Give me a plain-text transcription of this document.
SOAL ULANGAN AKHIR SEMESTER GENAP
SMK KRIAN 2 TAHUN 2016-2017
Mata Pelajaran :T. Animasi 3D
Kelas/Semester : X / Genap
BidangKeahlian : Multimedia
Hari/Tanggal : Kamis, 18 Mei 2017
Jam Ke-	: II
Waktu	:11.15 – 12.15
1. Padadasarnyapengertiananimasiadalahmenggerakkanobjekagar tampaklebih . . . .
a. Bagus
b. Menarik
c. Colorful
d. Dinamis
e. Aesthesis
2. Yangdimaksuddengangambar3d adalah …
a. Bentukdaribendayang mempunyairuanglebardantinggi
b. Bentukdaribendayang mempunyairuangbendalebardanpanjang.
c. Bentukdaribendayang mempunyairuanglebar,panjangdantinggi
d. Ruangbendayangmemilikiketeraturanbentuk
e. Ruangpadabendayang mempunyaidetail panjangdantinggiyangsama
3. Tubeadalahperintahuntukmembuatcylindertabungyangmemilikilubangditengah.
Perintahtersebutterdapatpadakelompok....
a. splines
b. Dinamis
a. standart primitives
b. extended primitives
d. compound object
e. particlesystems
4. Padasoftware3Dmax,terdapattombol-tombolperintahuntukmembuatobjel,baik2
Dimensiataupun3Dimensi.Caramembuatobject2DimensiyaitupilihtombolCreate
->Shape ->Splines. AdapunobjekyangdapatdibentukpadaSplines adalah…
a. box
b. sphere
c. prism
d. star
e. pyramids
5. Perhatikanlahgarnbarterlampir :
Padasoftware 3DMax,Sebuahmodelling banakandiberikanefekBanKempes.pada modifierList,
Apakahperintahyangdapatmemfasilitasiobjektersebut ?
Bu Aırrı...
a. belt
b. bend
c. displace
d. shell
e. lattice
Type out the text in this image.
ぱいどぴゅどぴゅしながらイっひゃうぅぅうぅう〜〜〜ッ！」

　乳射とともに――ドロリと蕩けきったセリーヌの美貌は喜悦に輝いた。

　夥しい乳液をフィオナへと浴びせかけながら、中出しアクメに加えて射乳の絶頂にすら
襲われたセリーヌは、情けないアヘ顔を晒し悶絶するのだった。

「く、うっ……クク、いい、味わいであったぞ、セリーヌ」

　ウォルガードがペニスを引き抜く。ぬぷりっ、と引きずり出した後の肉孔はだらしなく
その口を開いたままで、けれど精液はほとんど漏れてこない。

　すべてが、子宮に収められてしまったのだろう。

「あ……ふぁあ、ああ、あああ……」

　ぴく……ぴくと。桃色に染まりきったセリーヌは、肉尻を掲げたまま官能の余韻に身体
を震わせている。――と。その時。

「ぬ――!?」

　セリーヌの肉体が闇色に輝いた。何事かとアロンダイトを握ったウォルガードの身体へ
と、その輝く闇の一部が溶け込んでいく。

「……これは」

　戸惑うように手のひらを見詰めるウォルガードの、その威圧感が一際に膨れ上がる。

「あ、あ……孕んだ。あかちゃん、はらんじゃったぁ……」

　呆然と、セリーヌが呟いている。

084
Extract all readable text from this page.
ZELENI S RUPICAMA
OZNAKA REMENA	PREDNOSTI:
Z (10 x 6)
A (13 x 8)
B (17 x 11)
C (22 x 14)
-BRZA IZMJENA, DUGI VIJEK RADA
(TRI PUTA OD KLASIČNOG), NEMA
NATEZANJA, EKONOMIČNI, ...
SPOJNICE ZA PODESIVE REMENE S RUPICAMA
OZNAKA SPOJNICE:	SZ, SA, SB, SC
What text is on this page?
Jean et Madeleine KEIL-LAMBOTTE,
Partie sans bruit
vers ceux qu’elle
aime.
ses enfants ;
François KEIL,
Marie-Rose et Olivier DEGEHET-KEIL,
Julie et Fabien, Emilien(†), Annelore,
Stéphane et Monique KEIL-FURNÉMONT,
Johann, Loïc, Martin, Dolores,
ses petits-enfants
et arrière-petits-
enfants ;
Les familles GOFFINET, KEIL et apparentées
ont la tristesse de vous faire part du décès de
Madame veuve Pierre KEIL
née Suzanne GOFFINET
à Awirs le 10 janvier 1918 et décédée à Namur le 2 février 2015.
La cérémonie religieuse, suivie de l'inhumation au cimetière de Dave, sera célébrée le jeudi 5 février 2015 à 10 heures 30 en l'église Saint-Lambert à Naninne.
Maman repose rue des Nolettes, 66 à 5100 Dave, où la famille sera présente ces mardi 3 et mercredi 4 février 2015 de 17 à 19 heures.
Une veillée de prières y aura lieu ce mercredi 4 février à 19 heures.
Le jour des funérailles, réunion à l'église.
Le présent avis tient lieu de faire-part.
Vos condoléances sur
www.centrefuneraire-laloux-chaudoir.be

════

Give only the number of lines in the material above that hold the word "sera".

2